What is expected: Gather every line in the records below that contains the word "Trend".
---------- Dataset
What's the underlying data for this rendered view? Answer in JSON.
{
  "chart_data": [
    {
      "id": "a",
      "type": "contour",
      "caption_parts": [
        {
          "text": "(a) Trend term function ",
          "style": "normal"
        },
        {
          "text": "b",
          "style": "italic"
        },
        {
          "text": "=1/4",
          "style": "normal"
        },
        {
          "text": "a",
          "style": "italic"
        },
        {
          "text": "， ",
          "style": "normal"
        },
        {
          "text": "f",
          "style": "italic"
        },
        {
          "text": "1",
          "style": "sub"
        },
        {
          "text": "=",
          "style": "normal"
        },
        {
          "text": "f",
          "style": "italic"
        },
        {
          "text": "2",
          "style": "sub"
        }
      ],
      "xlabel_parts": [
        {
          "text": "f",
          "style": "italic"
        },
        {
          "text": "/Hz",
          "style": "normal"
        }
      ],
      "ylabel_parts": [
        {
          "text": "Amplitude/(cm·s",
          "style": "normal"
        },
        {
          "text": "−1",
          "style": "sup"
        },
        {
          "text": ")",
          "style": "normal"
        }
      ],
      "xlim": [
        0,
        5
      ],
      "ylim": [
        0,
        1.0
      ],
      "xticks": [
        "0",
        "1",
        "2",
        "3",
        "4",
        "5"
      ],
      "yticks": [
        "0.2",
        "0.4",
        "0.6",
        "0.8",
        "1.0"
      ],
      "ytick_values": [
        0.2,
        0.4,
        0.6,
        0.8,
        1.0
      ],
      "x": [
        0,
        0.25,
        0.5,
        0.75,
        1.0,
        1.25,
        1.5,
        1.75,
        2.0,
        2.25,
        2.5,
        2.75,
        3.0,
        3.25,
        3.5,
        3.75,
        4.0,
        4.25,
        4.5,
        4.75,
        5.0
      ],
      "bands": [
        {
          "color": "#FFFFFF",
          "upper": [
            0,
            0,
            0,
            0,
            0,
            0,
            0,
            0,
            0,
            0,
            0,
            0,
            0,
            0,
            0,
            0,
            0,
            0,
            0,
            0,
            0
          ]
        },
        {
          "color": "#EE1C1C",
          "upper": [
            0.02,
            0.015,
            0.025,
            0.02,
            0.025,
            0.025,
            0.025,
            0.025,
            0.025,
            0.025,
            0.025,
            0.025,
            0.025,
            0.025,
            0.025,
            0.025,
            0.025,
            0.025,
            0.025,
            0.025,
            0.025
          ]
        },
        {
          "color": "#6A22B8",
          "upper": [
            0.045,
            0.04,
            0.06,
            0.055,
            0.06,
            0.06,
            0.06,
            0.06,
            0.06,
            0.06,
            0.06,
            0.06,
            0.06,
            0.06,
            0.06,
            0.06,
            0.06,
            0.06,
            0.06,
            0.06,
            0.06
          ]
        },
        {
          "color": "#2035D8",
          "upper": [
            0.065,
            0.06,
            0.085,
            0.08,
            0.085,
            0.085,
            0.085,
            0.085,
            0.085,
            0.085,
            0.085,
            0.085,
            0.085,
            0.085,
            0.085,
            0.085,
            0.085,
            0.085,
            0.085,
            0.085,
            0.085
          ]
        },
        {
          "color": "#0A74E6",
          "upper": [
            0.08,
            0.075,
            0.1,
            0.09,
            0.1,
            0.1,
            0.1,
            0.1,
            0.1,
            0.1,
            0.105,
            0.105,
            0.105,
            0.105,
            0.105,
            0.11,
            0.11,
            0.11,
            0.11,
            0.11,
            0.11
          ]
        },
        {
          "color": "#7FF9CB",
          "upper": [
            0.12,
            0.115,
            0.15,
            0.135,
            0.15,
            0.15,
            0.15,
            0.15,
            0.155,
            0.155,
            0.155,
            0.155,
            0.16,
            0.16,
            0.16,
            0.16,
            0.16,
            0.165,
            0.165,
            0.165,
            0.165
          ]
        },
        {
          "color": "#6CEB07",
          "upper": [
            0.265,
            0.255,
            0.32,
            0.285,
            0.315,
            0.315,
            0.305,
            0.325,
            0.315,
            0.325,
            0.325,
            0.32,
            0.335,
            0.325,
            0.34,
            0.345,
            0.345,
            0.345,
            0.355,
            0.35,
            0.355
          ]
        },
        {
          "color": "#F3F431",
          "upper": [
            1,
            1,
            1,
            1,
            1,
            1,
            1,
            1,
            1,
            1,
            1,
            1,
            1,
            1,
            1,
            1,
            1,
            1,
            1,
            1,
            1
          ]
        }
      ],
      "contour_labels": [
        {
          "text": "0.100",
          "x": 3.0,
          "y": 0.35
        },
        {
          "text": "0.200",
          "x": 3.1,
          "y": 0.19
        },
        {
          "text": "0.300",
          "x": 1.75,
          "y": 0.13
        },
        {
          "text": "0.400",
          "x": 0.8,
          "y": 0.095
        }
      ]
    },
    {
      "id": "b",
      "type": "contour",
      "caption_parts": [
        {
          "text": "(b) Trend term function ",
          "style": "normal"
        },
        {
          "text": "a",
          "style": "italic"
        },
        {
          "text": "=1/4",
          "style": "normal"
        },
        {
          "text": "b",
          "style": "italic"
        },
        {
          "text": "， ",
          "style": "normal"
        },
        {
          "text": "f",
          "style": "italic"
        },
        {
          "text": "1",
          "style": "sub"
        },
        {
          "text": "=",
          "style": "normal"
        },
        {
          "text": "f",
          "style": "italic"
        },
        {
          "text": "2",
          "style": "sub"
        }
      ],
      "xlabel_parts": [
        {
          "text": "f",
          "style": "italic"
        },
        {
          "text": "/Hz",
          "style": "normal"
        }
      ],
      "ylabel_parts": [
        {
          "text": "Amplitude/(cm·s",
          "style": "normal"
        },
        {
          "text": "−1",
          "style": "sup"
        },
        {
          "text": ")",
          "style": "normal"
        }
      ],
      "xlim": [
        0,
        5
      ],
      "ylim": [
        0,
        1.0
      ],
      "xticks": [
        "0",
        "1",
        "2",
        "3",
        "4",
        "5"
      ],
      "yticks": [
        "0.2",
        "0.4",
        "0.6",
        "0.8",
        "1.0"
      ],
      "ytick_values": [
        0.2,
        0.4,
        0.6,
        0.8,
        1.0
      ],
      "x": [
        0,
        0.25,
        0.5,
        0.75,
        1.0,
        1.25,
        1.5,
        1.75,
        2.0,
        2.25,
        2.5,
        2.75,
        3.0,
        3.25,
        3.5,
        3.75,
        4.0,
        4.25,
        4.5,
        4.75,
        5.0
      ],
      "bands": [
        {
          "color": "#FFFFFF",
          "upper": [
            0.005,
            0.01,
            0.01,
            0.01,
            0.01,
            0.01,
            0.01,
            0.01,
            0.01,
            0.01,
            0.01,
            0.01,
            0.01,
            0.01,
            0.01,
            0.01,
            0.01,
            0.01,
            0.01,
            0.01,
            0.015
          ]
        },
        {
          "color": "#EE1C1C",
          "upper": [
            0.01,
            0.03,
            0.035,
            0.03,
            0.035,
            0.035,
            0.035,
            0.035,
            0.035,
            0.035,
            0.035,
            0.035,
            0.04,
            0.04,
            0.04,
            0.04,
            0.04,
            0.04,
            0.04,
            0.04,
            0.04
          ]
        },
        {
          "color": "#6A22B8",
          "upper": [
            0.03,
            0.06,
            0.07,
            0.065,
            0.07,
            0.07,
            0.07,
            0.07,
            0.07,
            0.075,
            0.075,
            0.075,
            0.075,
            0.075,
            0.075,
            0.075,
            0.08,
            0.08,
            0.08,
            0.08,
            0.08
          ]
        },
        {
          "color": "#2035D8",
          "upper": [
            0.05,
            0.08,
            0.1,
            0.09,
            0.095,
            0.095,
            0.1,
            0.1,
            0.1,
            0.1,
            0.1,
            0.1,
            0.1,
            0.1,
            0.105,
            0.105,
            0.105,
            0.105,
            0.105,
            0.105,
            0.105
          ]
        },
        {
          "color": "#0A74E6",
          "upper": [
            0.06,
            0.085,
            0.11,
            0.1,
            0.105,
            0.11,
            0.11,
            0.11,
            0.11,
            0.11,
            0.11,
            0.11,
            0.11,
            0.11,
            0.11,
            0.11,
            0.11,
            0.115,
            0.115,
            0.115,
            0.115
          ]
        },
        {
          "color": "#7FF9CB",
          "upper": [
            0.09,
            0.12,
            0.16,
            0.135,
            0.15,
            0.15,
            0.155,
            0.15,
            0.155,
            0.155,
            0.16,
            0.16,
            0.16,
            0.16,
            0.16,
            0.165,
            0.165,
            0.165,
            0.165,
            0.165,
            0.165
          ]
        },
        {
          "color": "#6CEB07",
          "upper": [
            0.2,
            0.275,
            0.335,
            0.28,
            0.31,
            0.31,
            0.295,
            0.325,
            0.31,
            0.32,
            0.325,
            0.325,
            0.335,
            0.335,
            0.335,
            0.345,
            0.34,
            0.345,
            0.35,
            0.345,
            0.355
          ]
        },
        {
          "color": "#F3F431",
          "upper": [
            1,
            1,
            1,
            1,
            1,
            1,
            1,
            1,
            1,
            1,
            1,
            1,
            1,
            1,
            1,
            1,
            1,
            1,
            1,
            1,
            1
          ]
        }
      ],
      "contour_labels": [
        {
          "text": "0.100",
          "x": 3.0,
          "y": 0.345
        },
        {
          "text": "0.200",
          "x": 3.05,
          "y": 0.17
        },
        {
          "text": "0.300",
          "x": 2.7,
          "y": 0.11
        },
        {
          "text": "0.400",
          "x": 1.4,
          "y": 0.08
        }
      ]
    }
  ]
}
--------------------
The answer:
          "text": "(a) Trend term function ",
          "text": "(b) Trend term function ",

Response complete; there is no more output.